(SUPPLIED MATERIAL)
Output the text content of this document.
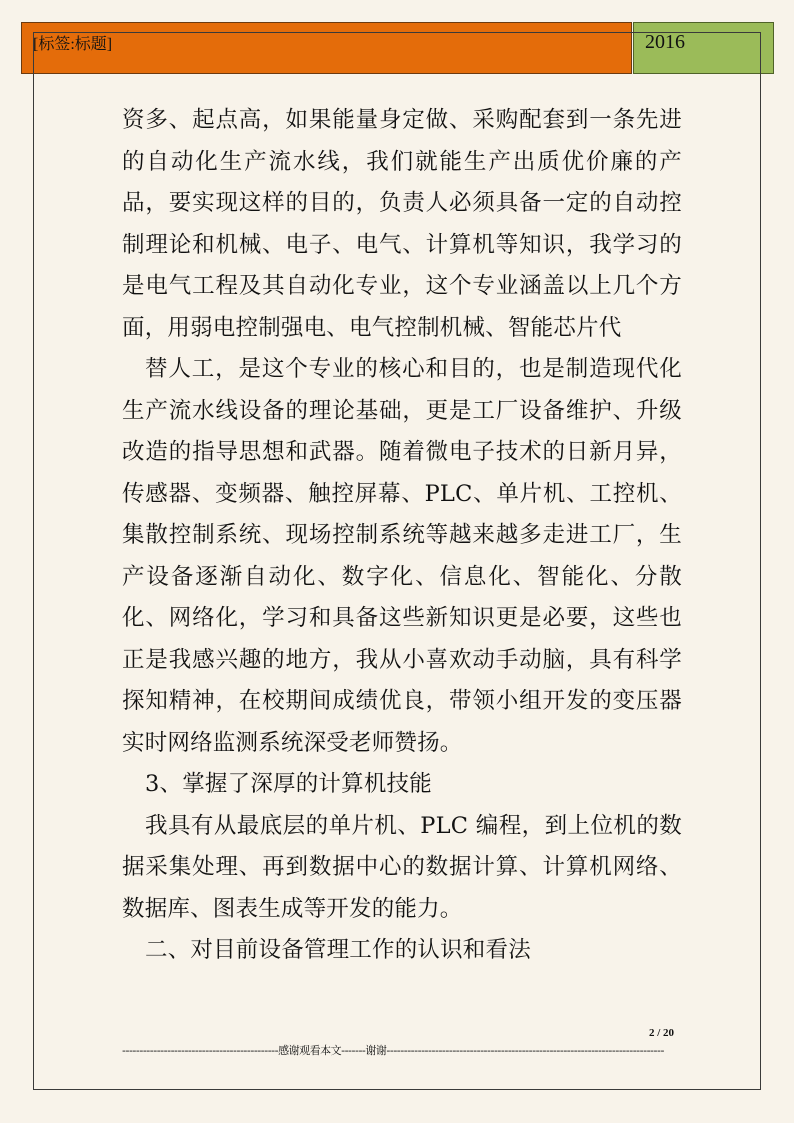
[标签:标题]	2016

资多、起点高，如果能量身定做、采购配套到一条先进的自动化生产流水线，我们就能生产出质优价廉的产品，要实现这样的目的，负责人必须具备一定的自动控制理论和机械、电子、电气、计算机等知识，我学习的是电气工程及其自动化专业，这个专业涵盖以上几个方面，用弱电控制强电、电气控制机械、智能芯片代

替人工，是这个专业的核心和目的，也是制造现代化生产流水线设备的理论基础，更是工厂设备维护、升级改造的指导思想和武器。随着微电子技术的日新月异，传感器、变频器、触控屏幕、PLC、单片机、工控机、集散控制系统、现场控制系统等越来越多走进工厂，生产设备逐渐自动化、数字化、信息化、智能化、分散化、网络化，学习和具备这些新知识更是必要，这些也正是我感兴趣的地方，我从小喜欢动手动脑，具有科学探知精神，在校期间成绩优良，带领小组开发的变压器实时网络监测系统深受老师赞扬。

3、掌握了深厚的计算机技能

我具有从最底层的单片机、PLC 编程，到上位机的数据采集处理、再到数据中心的数据计算、计算机网络、数据库、图表生成等开发的能力。

二、对目前设备管理工作的认识和看法

2 / 20
---------------------------------------------感谢观看本文-------谢谢--------------------------------------------------------------------------------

(WHAT THIS TASK INVOLVES) Set down the material exactly, every line of it, except for the pictures.

(WRITTEN SOLUTION)
Output the text content of this document.
[标签:标题]	2016

资多、起点高，如果能量身定做、采购配套到一条先进的自动化生产流水线，我们就能生产出质优价廉的产品，要实现这样的目的，负责人必须具备一定的自动控制理论和机械、电子、电气、计算机等知识，我学习的是电气工程及其自动化专业，这个专业涵盖以上几个方面，用弱电控制强电、电气控制机械、智能芯片代

替人工，是这个专业的核心和目的，也是制造现代化生产流水线设备的理论基础，更是工厂设备维护、升级改造的指导思想和武器。随着微电子技术的日新月异，传感器、变频器、触控屏幕、PLC、单片机、工控机、集散控制系统、现场控制系统等越来越多走进工厂，生产设备逐渐自动化、数字化、信息化、智能化、分散化、网络化，学习和具备这些新知识更是必要，这些也正是我感兴趣的地方，我从小喜欢动手动脑，具有科学探知精神，在校期间成绩优良，带领小组开发的变压器实时网络监测系统深受老师赞扬。

3、掌握了深厚的计算机技能

我具有从最底层的单片机、PLC 编程，到上位机的数据采集处理、再到数据中心的数据计算、计算机网络、数据库、图表生成等开发的能力。

二、对目前设备管理工作的认识和看法

2 / 20
---------------------------------------------感谢观看本文-------谢谢--------------------------------------------------------------------------------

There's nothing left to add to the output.